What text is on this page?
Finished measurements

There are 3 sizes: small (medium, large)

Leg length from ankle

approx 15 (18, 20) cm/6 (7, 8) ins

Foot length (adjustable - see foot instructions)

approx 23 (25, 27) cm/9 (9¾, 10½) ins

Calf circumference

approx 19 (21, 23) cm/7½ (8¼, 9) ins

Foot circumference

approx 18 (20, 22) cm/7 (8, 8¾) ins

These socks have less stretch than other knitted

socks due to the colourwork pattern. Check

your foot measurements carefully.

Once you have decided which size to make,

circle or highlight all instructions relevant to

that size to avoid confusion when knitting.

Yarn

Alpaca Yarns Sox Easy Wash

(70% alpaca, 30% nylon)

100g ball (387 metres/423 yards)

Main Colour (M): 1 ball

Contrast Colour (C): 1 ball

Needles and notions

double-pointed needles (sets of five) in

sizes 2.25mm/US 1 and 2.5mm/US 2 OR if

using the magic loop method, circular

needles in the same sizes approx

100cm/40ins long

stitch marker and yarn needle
--------
§ What to work on: In the entries above, find every line holding the word "sizes" and copy it out.

§ The response:
There are 3 sizes: small (medium, large)
sizes 2.25mm/US 1 and 2.5mm/US 2 OR if
needles in the same sizes approx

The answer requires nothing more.